→ **Set problem**
Copy the lines of the listing below word for word, starting at the line containing "494, 1579, 533]" and ending at the line containing "77, 1241, 117]".

→ **Provided material**
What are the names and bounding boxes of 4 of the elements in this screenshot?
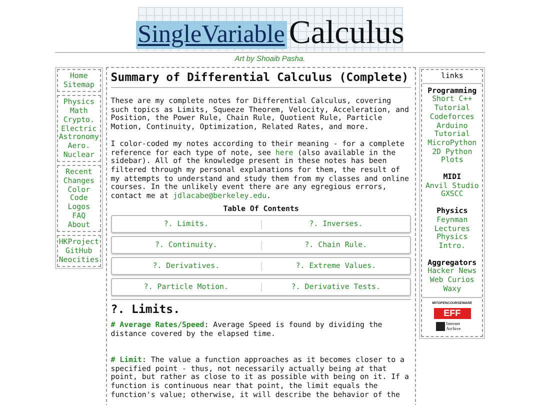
section-title: ?. Limits. bbox=[110, 302, 182, 316]
eff-badge[interactable]: EFF bbox=[434, 308, 471, 320]
site-logo: SingleVariable Calculus bbox=[138, 7, 402, 51]
page-title: Summary of Differential Calculus (Complete) bbox=[110, 70, 412, 88]
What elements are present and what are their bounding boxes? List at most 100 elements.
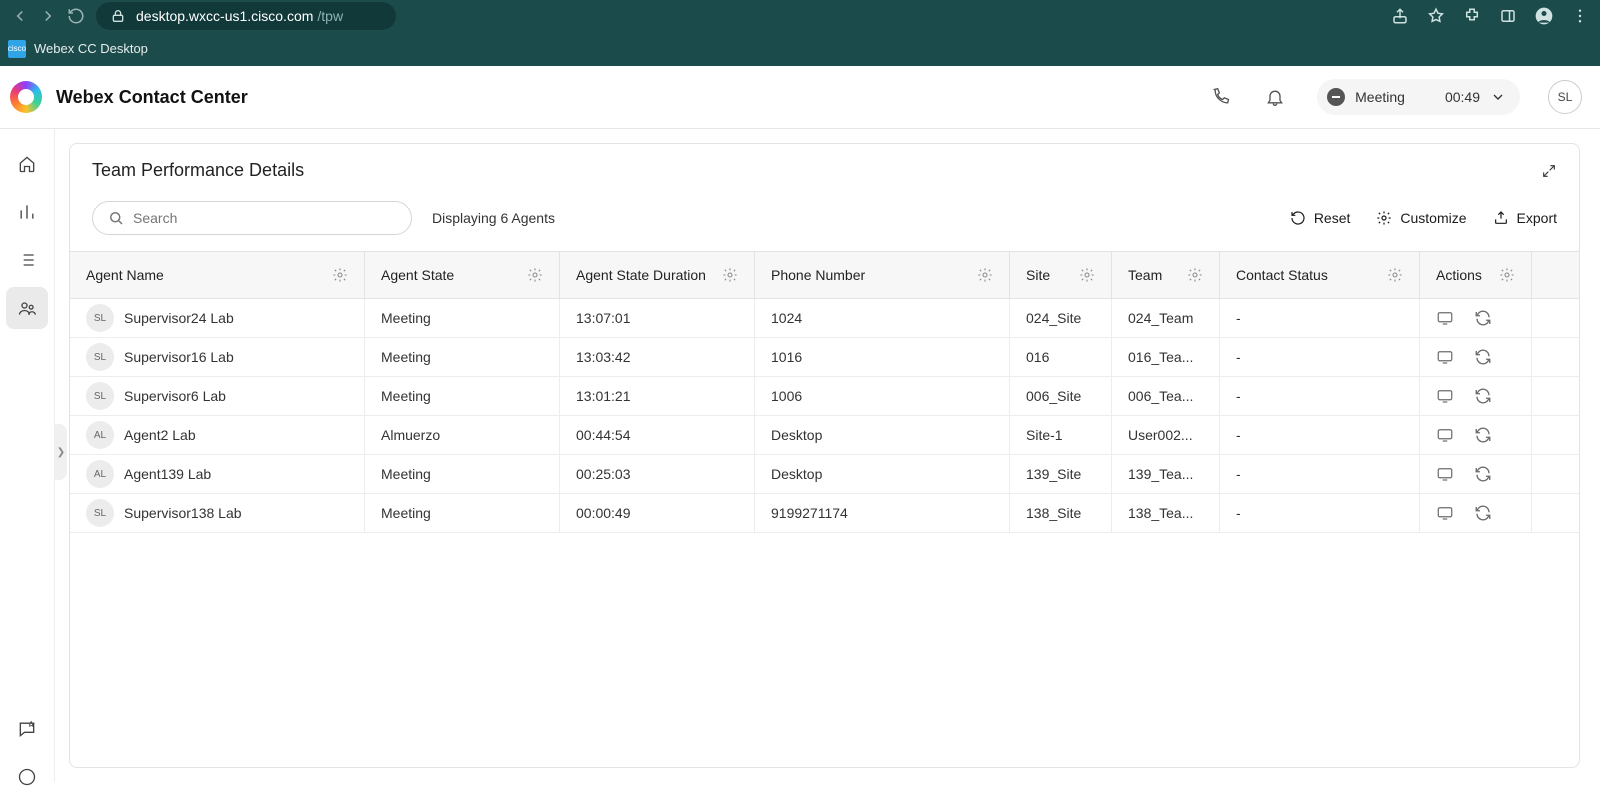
table-row[interactable]: SLSupervisor138 LabMeeting00:00:49919927…	[70, 494, 1579, 533]
cell-agent-name: ALAgent139 Lab	[70, 455, 365, 493]
user-avatar[interactable]: SL	[1548, 80, 1582, 114]
nav-chat-icon[interactable]	[6, 708, 48, 750]
col-site[interactable]: Site	[1010, 252, 1112, 298]
cell-state: Meeting	[365, 377, 560, 415]
search-input[interactable]	[133, 210, 397, 226]
agent-status-selector[interactable]: Meeting 00:49	[1317, 79, 1520, 115]
nav-list-icon[interactable]	[6, 239, 48, 281]
agent-name: Agent2 Lab	[124, 427, 196, 443]
agent-avatar: SL	[86, 304, 114, 332]
back-icon[interactable]	[6, 2, 34, 30]
refresh-icon[interactable]	[1474, 504, 1492, 522]
phone-icon[interactable]	[1201, 77, 1241, 117]
gear-icon[interactable]	[527, 267, 543, 283]
agent-avatar: AL	[86, 421, 114, 449]
gear-icon[interactable]	[722, 267, 738, 283]
nav-stats-icon[interactable]	[6, 191, 48, 233]
share-icon[interactable]	[1386, 2, 1414, 30]
panel-title: Team Performance Details	[92, 160, 304, 181]
forward-icon[interactable]	[34, 2, 62, 30]
table-row[interactable]: SLSupervisor16 LabMeeting13:03:421016016…	[70, 338, 1579, 377]
monitor-icon[interactable]	[1436, 504, 1454, 522]
col-agent-name[interactable]: Agent Name	[70, 252, 365, 298]
star-icon[interactable]	[1422, 2, 1450, 30]
cell-site: 006_Site	[1010, 377, 1112, 415]
cell-state: Meeting	[365, 299, 560, 337]
nav-team-icon[interactable]	[6, 287, 48, 329]
cell-actions	[1420, 455, 1532, 493]
monitor-icon[interactable]	[1436, 309, 1454, 327]
profile-icon[interactable]	[1530, 2, 1558, 30]
browser-chrome: desktop.wxcc-us1.cisco.com/tpw cisco Web…	[0, 0, 1600, 66]
refresh-icon[interactable]	[1474, 309, 1492, 327]
expand-icon[interactable]	[1541, 163, 1557, 179]
status-do-not-disturb-icon	[1327, 88, 1345, 106]
app-logo-icon	[10, 81, 42, 113]
table-row[interactable]: SLSupervisor24 LabMeeting13:07:011024024…	[70, 299, 1579, 338]
table-row[interactable]: ALAgent2 LabAlmuerzo00:44:54DesktopSite-…	[70, 416, 1579, 455]
gear-icon[interactable]	[1079, 267, 1095, 283]
monitor-icon[interactable]	[1436, 387, 1454, 405]
refresh-icon[interactable]	[1474, 387, 1492, 405]
tab-title[interactable]: Webex CC Desktop	[34, 41, 148, 56]
nav-home-icon[interactable]	[6, 143, 48, 185]
monitor-icon[interactable]	[1436, 465, 1454, 483]
tab-strip: cisco Webex CC Desktop	[0, 31, 1600, 66]
gear-icon[interactable]	[332, 267, 348, 283]
cell-dur: 00:00:49	[560, 494, 755, 532]
export-button[interactable]: Export	[1493, 210, 1557, 226]
customize-label: Customize	[1400, 210, 1466, 226]
kebab-icon[interactable]	[1566, 2, 1594, 30]
cell-phone: 1024	[755, 299, 1010, 337]
url-host: desktop.wxcc-us1.cisco.com	[136, 8, 313, 24]
reset-button[interactable]: Reset	[1290, 210, 1351, 226]
table-row[interactable]: ALAgent139 LabMeeting00:25:03Desktop139_…	[70, 455, 1579, 494]
refresh-icon[interactable]	[1474, 465, 1492, 483]
url-path: /tpw	[317, 8, 343, 24]
customize-button[interactable]: Customize	[1376, 210, 1466, 226]
cell-site: 138_Site	[1010, 494, 1112, 532]
gear-icon[interactable]	[1187, 267, 1203, 283]
gear-icon[interactable]	[1387, 267, 1403, 283]
cell-actions	[1420, 338, 1532, 376]
table-row[interactable]: SLSupervisor6 LabMeeting13:01:211006006_…	[70, 377, 1579, 416]
panel-icon[interactable]	[1494, 2, 1522, 30]
refresh-icon[interactable]	[1474, 348, 1492, 366]
cell-actions	[1420, 416, 1532, 454]
address-bar[interactable]: desktop.wxcc-us1.cisco.com/tpw	[96, 2, 396, 30]
app-title: Webex Contact Center	[56, 87, 248, 108]
extensions-icon[interactable]	[1458, 2, 1486, 30]
reset-label: Reset	[1314, 210, 1351, 226]
gear-icon[interactable]	[1499, 267, 1515, 283]
cell-dur: 00:25:03	[560, 455, 755, 493]
gear-icon[interactable]	[977, 267, 993, 283]
cell-status: -	[1220, 299, 1420, 337]
cell-site: 024_Site	[1010, 299, 1112, 337]
cell-dur: 00:44:54	[560, 416, 755, 454]
agent-name: Supervisor24 Lab	[124, 310, 234, 326]
export-label: Export	[1517, 210, 1557, 226]
bell-icon[interactable]	[1255, 77, 1295, 117]
col-contact-status[interactable]: Contact Status	[1220, 252, 1420, 298]
cell-site: Site-1	[1010, 416, 1112, 454]
search-input-wrapper[interactable]	[92, 201, 412, 235]
cell-status: -	[1220, 416, 1420, 454]
col-agent-state[interactable]: Agent State	[365, 252, 560, 298]
col-team[interactable]: Team	[1112, 252, 1220, 298]
side-expand-handle[interactable]: ❯	[55, 424, 67, 480]
monitor-icon[interactable]	[1436, 426, 1454, 444]
reset-icon	[1290, 210, 1306, 226]
cell-state: Meeting	[365, 494, 560, 532]
cell-agent-name: AL Agent2 Lab	[70, 416, 365, 454]
col-actions[interactable]: Actions	[1420, 252, 1532, 298]
export-icon	[1493, 210, 1509, 226]
refresh-icon[interactable]	[1474, 426, 1492, 444]
col-phone[interactable]: Phone Number	[755, 252, 1010, 298]
nav-help-icon[interactable]	[6, 756, 48, 798]
cell-phone: 9199271174	[755, 494, 1010, 532]
cell-phone: Desktop	[755, 416, 1010, 454]
monitor-icon[interactable]	[1436, 348, 1454, 366]
reload-icon[interactable]	[62, 2, 90, 30]
col-duration[interactable]: Agent State Duration	[560, 252, 755, 298]
cell-dur: 13:03:42	[560, 338, 755, 376]
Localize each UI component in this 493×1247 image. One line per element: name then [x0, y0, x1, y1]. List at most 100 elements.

→ **Answer for this exercise**
table-row[interactable]: SLSupervisor138 LabMeeting00:00:49919927…	[70, 494, 1579, 533]
cell-agent-name: ALAgent139 Lab	[70, 455, 365, 493]
user-avatar[interactable]: SL	[1548, 80, 1582, 114]
nav-chat-icon[interactable]	[6, 708, 48, 750]
col-site[interactable]: Site	[1010, 252, 1112, 298]
cell-state: Meeting	[365, 377, 560, 415]
search-input[interactable]	[133, 210, 397, 226]
agent-status-selector[interactable]: Meeting 00:49	[1317, 79, 1520, 115]
nav-list-icon[interactable]	[6, 239, 48, 281]
agent-name: Agent2 Lab	[124, 427, 196, 443]
agent-avatar: SL	[86, 304, 114, 332]
back-icon[interactable]	[6, 2, 34, 30]
refresh-icon[interactable]	[1474, 504, 1492, 522]
phone-icon[interactable]	[1201, 77, 1241, 117]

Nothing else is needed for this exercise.